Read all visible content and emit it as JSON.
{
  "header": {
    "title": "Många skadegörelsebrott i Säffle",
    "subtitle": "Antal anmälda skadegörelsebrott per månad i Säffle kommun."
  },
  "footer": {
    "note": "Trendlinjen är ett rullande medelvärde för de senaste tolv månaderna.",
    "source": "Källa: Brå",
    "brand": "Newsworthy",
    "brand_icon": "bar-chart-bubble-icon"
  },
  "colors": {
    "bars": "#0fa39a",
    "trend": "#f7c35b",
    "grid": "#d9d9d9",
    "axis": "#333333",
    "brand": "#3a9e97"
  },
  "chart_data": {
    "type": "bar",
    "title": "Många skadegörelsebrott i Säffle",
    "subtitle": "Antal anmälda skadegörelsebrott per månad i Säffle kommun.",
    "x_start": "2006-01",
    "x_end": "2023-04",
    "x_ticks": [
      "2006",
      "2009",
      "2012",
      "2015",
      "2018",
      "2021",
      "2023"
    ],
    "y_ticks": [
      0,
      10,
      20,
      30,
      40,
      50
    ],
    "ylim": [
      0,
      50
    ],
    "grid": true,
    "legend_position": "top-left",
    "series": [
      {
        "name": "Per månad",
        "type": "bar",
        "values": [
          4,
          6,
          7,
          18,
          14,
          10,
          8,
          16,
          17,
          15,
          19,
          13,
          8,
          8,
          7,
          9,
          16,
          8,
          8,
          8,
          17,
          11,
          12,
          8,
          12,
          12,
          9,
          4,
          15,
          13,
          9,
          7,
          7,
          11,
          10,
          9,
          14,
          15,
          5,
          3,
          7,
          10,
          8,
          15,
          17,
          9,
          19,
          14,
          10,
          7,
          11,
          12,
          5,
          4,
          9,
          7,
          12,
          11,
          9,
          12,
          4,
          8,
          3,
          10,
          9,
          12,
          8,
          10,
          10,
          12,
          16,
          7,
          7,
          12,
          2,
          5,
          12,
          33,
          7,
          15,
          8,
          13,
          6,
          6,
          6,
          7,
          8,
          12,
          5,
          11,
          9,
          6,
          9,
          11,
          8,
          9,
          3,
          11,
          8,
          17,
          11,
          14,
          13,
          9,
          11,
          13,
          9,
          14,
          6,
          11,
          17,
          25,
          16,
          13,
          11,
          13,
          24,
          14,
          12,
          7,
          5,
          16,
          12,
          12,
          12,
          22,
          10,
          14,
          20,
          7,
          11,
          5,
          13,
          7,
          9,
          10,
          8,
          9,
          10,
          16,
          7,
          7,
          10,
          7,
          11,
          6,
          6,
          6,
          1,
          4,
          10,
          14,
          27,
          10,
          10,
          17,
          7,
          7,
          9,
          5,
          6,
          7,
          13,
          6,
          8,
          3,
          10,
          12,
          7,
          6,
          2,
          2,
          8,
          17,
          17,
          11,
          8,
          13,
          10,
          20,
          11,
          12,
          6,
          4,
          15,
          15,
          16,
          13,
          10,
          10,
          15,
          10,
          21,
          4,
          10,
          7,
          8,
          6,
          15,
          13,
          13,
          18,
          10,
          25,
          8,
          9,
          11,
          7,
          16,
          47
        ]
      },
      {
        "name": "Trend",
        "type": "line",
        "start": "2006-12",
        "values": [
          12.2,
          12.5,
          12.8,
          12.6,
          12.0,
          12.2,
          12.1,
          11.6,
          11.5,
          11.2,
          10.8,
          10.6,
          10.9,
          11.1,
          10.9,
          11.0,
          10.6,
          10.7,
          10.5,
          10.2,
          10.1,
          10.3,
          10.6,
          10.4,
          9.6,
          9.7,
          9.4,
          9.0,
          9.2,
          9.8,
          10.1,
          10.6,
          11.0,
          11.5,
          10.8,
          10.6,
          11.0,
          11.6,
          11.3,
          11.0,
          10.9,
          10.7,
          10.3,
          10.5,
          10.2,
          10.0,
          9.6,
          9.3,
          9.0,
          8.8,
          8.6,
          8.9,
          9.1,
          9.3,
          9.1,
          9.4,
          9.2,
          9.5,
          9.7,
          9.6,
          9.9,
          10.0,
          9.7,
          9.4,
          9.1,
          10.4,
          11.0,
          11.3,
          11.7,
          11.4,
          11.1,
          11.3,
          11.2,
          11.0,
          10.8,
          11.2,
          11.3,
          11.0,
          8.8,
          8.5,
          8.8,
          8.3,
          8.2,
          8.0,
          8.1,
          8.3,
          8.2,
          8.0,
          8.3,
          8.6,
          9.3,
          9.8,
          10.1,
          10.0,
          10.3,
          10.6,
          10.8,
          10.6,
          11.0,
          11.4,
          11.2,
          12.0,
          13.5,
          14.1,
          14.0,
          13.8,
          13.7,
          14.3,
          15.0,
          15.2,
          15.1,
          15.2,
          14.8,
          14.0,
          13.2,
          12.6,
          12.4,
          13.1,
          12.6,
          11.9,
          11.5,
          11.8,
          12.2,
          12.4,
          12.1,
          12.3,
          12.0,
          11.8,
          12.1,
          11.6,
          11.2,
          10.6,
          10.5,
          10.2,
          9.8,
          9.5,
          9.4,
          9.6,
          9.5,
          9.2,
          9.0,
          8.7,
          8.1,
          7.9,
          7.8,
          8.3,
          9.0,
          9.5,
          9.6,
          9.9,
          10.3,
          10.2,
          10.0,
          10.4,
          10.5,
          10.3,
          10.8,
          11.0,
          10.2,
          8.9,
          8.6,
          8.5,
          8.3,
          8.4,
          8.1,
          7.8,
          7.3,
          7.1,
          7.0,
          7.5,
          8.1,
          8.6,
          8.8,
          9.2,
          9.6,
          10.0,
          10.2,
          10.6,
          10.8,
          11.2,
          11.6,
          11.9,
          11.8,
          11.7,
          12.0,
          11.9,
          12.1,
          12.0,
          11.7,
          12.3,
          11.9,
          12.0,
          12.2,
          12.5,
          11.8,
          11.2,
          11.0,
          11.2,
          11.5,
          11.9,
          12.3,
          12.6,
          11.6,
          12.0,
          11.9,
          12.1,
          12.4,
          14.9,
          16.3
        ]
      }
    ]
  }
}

AIM ::
Locate all lines in the listing above with the word "kommun". Copy them.

ANSWER FOR THE TASK ::
    "subtitle": "Antal anmälda skadegörelsebrott per månad i Säffle kommun."
    "subtitle": "Antal anmälda skadegörelsebrott per månad i Säffle kommun.",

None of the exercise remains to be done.